Every entry below should be printed exactly, without its images.
## start
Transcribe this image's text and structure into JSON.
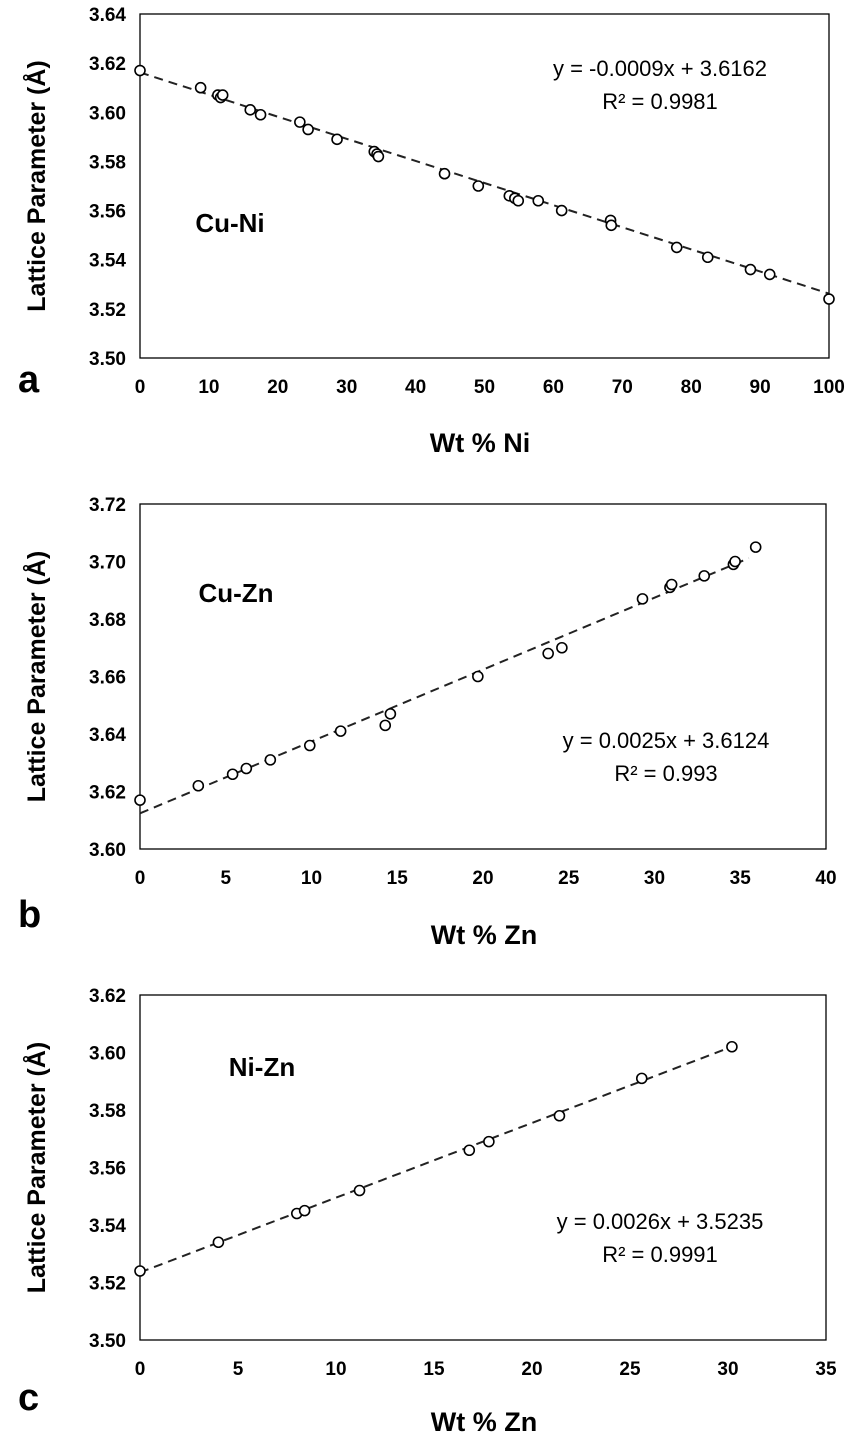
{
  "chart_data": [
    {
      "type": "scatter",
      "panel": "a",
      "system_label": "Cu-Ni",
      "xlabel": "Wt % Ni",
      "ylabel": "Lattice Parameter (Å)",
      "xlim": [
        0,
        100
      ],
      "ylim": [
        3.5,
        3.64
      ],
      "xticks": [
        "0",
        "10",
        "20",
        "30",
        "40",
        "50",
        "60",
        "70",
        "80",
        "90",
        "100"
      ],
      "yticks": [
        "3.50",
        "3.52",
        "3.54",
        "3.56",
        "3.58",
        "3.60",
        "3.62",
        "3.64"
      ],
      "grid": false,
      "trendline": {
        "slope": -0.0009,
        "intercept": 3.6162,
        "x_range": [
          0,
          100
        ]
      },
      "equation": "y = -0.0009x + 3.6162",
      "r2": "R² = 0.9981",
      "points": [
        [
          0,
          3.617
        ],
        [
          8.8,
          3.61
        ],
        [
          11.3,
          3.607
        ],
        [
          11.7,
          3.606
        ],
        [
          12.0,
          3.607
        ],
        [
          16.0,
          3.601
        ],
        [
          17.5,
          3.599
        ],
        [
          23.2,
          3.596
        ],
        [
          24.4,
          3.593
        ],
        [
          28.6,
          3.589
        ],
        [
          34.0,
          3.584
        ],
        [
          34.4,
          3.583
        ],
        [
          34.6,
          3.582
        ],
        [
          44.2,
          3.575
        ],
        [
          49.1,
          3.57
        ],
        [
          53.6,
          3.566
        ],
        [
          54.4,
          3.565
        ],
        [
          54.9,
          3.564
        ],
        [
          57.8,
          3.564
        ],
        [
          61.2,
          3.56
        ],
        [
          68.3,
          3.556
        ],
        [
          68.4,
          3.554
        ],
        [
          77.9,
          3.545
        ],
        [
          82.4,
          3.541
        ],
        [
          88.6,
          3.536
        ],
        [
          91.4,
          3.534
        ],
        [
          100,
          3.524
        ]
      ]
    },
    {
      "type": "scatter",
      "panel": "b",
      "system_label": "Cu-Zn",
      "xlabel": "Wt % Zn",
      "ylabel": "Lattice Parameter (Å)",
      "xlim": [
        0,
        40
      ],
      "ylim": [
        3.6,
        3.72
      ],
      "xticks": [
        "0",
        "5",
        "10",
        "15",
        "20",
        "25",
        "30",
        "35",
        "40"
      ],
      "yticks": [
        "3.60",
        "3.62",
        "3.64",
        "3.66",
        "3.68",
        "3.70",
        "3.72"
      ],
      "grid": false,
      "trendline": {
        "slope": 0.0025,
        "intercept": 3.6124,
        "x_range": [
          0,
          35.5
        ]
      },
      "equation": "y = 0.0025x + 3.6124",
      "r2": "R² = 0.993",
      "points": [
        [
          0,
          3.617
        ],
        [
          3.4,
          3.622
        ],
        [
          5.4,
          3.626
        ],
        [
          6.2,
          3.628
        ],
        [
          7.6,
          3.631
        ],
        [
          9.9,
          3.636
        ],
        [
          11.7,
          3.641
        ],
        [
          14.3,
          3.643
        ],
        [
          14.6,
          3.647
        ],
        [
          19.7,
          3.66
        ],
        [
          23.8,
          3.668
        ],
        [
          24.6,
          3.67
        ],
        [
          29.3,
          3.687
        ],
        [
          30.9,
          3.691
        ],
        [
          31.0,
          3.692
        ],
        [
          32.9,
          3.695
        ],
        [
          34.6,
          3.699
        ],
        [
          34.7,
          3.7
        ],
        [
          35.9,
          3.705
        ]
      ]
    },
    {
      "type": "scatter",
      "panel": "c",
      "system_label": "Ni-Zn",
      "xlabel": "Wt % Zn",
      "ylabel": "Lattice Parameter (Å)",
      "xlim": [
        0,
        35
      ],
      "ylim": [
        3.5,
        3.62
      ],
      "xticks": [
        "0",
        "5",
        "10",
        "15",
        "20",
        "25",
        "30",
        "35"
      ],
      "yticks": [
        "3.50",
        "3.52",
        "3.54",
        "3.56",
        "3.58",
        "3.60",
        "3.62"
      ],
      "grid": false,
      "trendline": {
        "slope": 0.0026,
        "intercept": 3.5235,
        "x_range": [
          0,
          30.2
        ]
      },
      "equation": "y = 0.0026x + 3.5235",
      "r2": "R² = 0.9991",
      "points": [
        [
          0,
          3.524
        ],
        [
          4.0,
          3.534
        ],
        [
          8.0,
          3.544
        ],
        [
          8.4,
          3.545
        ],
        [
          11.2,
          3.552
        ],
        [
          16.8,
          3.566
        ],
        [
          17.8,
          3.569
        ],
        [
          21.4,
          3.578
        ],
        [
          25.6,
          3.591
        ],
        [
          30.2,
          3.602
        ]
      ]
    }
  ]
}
## end
**Worked solution**
Transcribe this image's text and structure into JSON.
{
  "chart_data": [
    {
      "type": "scatter",
      "panel": "a",
      "system_label": "Cu-Ni",
      "xlabel": "Wt % Ni",
      "ylabel": "Lattice Parameter (Å)",
      "xlim": [
        0,
        100
      ],
      "ylim": [
        3.5,
        3.64
      ],
      "xticks": [
        "0",
        "10",
        "20",
        "30",
        "40",
        "50",
        "60",
        "70",
        "80",
        "90",
        "100"
      ],
      "yticks": [
        "3.50",
        "3.52",
        "3.54",
        "3.56",
        "3.58",
        "3.60",
        "3.62",
        "3.64"
      ],
      "grid": false,
      "trendline": {
        "slope": -0.0009,
        "intercept": 3.6162,
        "x_range": [
          0,
          100
        ]
      },
      "equation": "y = -0.0009x + 3.6162",
      "r2": "R² = 0.9981",
      "points": [
        [
          0,
          3.617
        ],
        [
          8.8,
          3.61
        ],
        [
          11.3,
          3.607
        ],
        [
          11.7,
          3.606
        ],
        [
          12.0,
          3.607
        ],
        [
          16.0,
          3.601
        ],
        [
          17.5,
          3.599
        ],
        [
          23.2,
          3.596
        ],
        [
          24.4,
          3.593
        ],
        [
          28.6,
          3.589
        ],
        [
          34.0,
          3.584
        ],
        [
          34.4,
          3.583
        ],
        [
          34.6,
          3.582
        ],
        [
          44.2,
          3.575
        ],
        [
          49.1,
          3.57
        ],
        [
          53.6,
          3.566
        ],
        [
          54.4,
          3.565
        ],
        [
          54.9,
          3.564
        ],
        [
          57.8,
          3.564
        ],
        [
          61.2,
          3.56
        ],
        [
          68.3,
          3.556
        ],
        [
          68.4,
          3.554
        ],
        [
          77.9,
          3.545
        ],
        [
          82.4,
          3.541
        ],
        [
          88.6,
          3.536
        ],
        [
          91.4,
          3.534
        ],
        [
          100,
          3.524
        ]
      ]
    },
    {
      "type": "scatter",
      "panel": "b",
      "system_label": "Cu-Zn",
      "xlabel": "Wt % Zn",
      "ylabel": "Lattice Parameter (Å)",
      "xlim": [
        0,
        40
      ],
      "ylim": [
        3.6,
        3.72
      ],
      "xticks": [
        "0",
        "5",
        "10",
        "15",
        "20",
        "25",
        "30",
        "35",
        "40"
      ],
      "yticks": [
        "3.60",
        "3.62",
        "3.64",
        "3.66",
        "3.68",
        "3.70",
        "3.72"
      ],
      "grid": false,
      "trendline": {
        "slope": 0.0025,
        "intercept": 3.6124,
        "x_range": [
          0,
          35.5
        ]
      },
      "equation": "y = 0.0025x + 3.6124",
      "r2": "R² = 0.993",
      "points": [
        [
          0,
          3.617
        ],
        [
          3.4,
          3.622
        ],
        [
          5.4,
          3.626
        ],
        [
          6.2,
          3.628
        ],
        [
          7.6,
          3.631
        ],
        [
          9.9,
          3.636
        ],
        [
          11.7,
          3.641
        ],
        [
          14.3,
          3.643
        ],
        [
          14.6,
          3.647
        ],
        [
          19.7,
          3.66
        ],
        [
          23.8,
          3.668
        ],
        [
          24.6,
          3.67
        ],
        [
          29.3,
          3.687
        ],
        [
          30.9,
          3.691
        ],
        [
          31.0,
          3.692
        ],
        [
          32.9,
          3.695
        ],
        [
          34.6,
          3.699
        ],
        [
          34.7,
          3.7
        ],
        [
          35.9,
          3.705
        ]
      ]
    },
    {
      "type": "scatter",
      "panel": "c",
      "system_label": "Ni-Zn",
      "xlabel": "Wt % Zn",
      "ylabel": "Lattice Parameter (Å)",
      "xlim": [
        0,
        35
      ],
      "ylim": [
        3.5,
        3.62
      ],
      "xticks": [
        "0",
        "5",
        "10",
        "15",
        "20",
        "25",
        "30",
        "35"
      ],
      "yticks": [
        "3.50",
        "3.52",
        "3.54",
        "3.56",
        "3.58",
        "3.60",
        "3.62"
      ],
      "grid": false,
      "trendline": {
        "slope": 0.0026,
        "intercept": 3.5235,
        "x_range": [
          0,
          30.2
        ]
      },
      "equation": "y = 0.0026x + 3.5235",
      "r2": "R² = 0.9991",
      "points": [
        [
          0,
          3.524
        ],
        [
          4.0,
          3.534
        ],
        [
          8.0,
          3.544
        ],
        [
          8.4,
          3.545
        ],
        [
          11.2,
          3.552
        ],
        [
          16.8,
          3.566
        ],
        [
          17.8,
          3.569
        ],
        [
          21.4,
          3.578
        ],
        [
          25.6,
          3.591
        ],
        [
          30.2,
          3.602
        ]
      ]
    }
  ]
}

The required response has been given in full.